== Data extracted from a collection ==
— begin —

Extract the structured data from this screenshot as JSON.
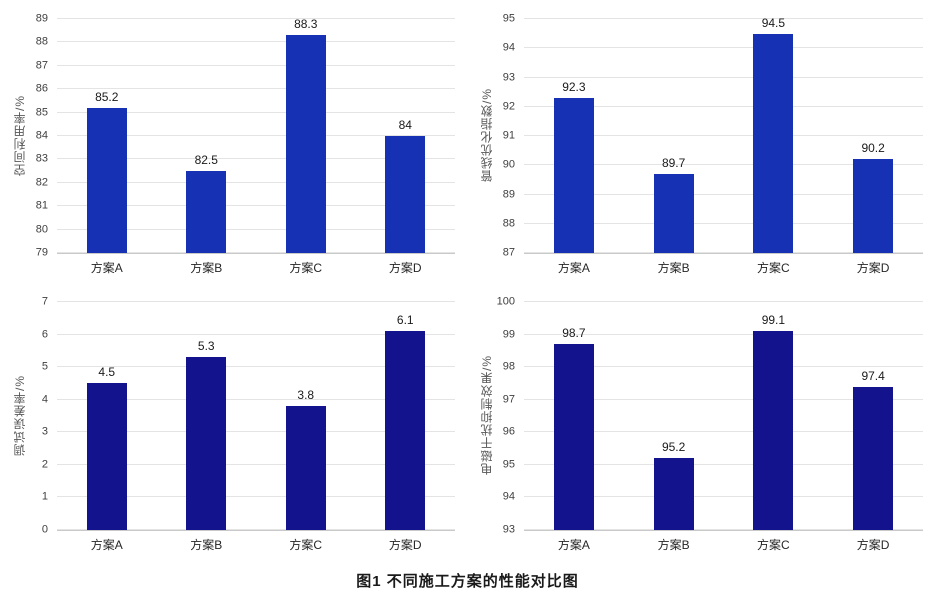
{
  "figure": {
    "caption": "图1  不同施工方案的性能对比图"
  },
  "colors": {
    "top_row_bar": "#1631b4",
    "bottom_row_bar": "#13138e",
    "gridline": "#e4e4e4",
    "axis_line": "#c9c9c9"
  },
  "chart_data": [
    {
      "type": "bar",
      "title": "",
      "xlabel": "",
      "ylabel": "空间利用率/%",
      "categories": [
        "方案A",
        "方案B",
        "方案C",
        "方案D"
      ],
      "values": [
        85.2,
        82.5,
        88.3,
        84
      ],
      "value_labels": [
        "85.2",
        "82.5",
        "88.3",
        "84"
      ],
      "ylim": [
        79,
        89
      ],
      "ytick_step": 1,
      "grid": true,
      "legend": false,
      "bar_color": "#1631b4",
      "position": "top-left"
    },
    {
      "type": "bar",
      "title": "",
      "xlabel": "",
      "ylabel": "管线优化指数/%",
      "categories": [
        "方案A",
        "方案B",
        "方案C",
        "方案D"
      ],
      "values": [
        92.3,
        89.7,
        94.5,
        90.2
      ],
      "value_labels": [
        "92.3",
        "89.7",
        "94.5",
        "90.2"
      ],
      "ylim": [
        87,
        95
      ],
      "ytick_step": 1,
      "grid": true,
      "legend": false,
      "bar_color": "#1631b4",
      "position": "top-right"
    },
    {
      "type": "bar",
      "title": "",
      "xlabel": "",
      "ylabel": "调试误差率/%",
      "categories": [
        "方案A",
        "方案B",
        "方案C",
        "方案D"
      ],
      "values": [
        4.5,
        5.3,
        3.8,
        6.1
      ],
      "value_labels": [
        "4.5",
        "5.3",
        "3.8",
        "6.1"
      ],
      "ylim": [
        0,
        7
      ],
      "ytick_step": 1,
      "grid": true,
      "legend": false,
      "bar_color": "#13138e",
      "position": "bottom-left"
    },
    {
      "type": "bar",
      "title": "",
      "xlabel": "",
      "ylabel": "电磁干扰抑制效果/%",
      "categories": [
        "方案A",
        "方案B",
        "方案C",
        "方案D"
      ],
      "values": [
        98.7,
        95.2,
        99.1,
        97.4
      ],
      "value_labels": [
        "98.7",
        "95.2",
        "99.1",
        "97.4"
      ],
      "ylim": [
        93,
        100
      ],
      "ytick_step": 1,
      "grid": true,
      "legend": false,
      "bar_color": "#13138e",
      "position": "bottom-right"
    }
  ]
}
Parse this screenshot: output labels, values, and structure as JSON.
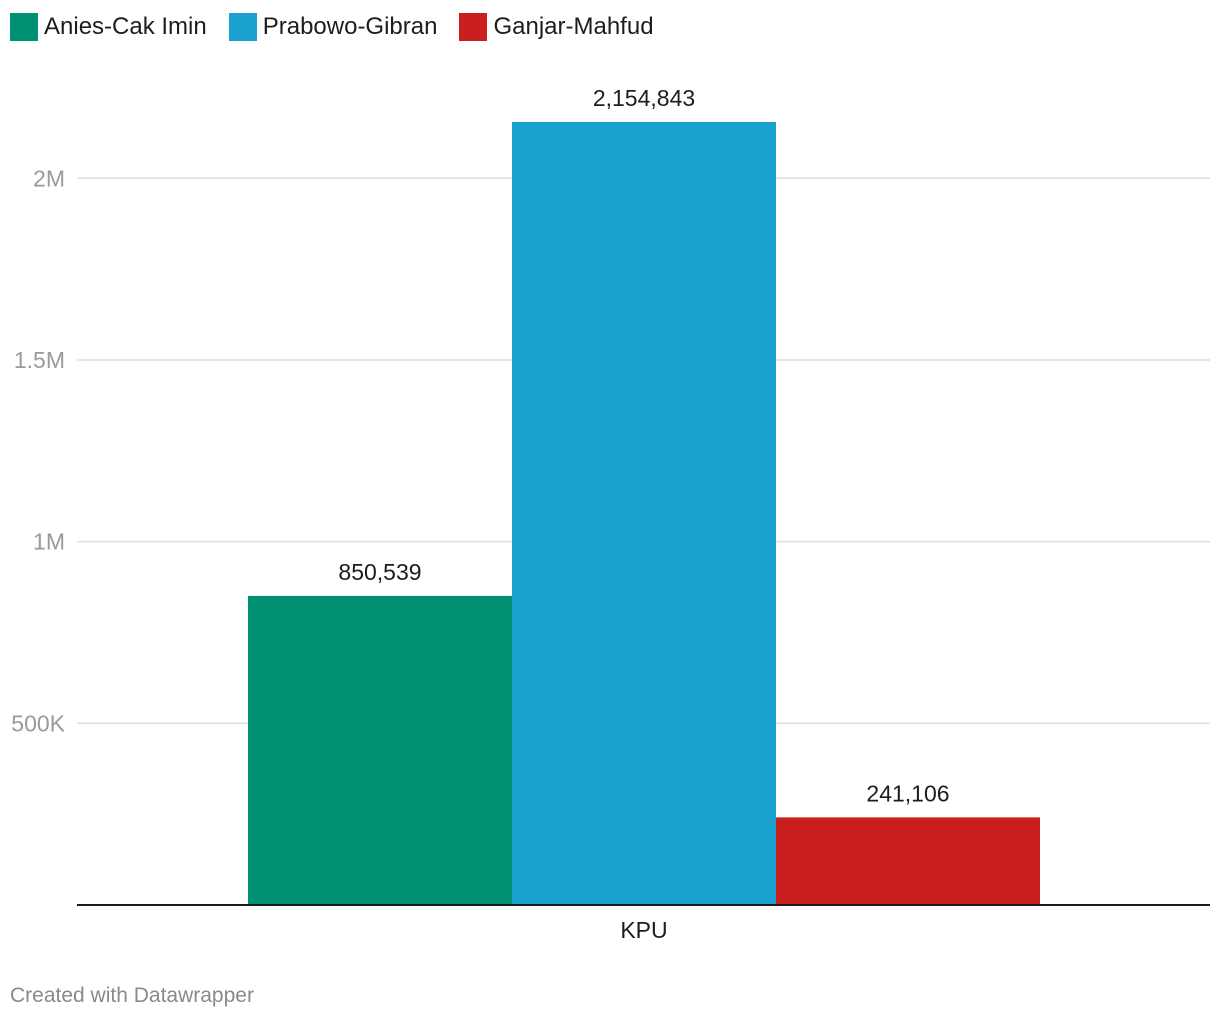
{
  "legend": [
    {
      "label": "Anies-Cak Imin",
      "color": "#009173"
    },
    {
      "label": "Prabowo-Gibran",
      "color": "#1aa1d0"
    },
    {
      "label": "Ganjar-Mahfud",
      "color": "#c91f1f"
    }
  ],
  "footer": "Created with Datawrapper",
  "chart_data": {
    "type": "bar",
    "categories": [
      "KPU"
    ],
    "series": [
      {
        "name": "Anies-Cak Imin",
        "values": [
          850539
        ],
        "label": "850,539",
        "color": "#009173"
      },
      {
        "name": "Prabowo-Gibran",
        "values": [
          2154843
        ],
        "label": "2,154,843",
        "color": "#1aa1d0"
      },
      {
        "name": "Ganjar-Mahfud",
        "values": [
          241106
        ],
        "label": "241,106",
        "color": "#c91f1f"
      }
    ],
    "y_ticks": [
      {
        "value": 500000,
        "label": "500K"
      },
      {
        "value": 1000000,
        "label": "1M"
      },
      {
        "value": 1500000,
        "label": "1.5M"
      },
      {
        "value": 2000000,
        "label": "2M"
      }
    ],
    "ylim": [
      0,
      2154843
    ],
    "grid": true,
    "legend_position": "top-left",
    "title": "",
    "xlabel": "",
    "ylabel": ""
  }
}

— end —

== WHAT TO PRODUCE ==
Collect, from the material above, every line containing the word "right".

== TASK OUTPUT ==
      "position": "top-right"
      "position": "bottom-right"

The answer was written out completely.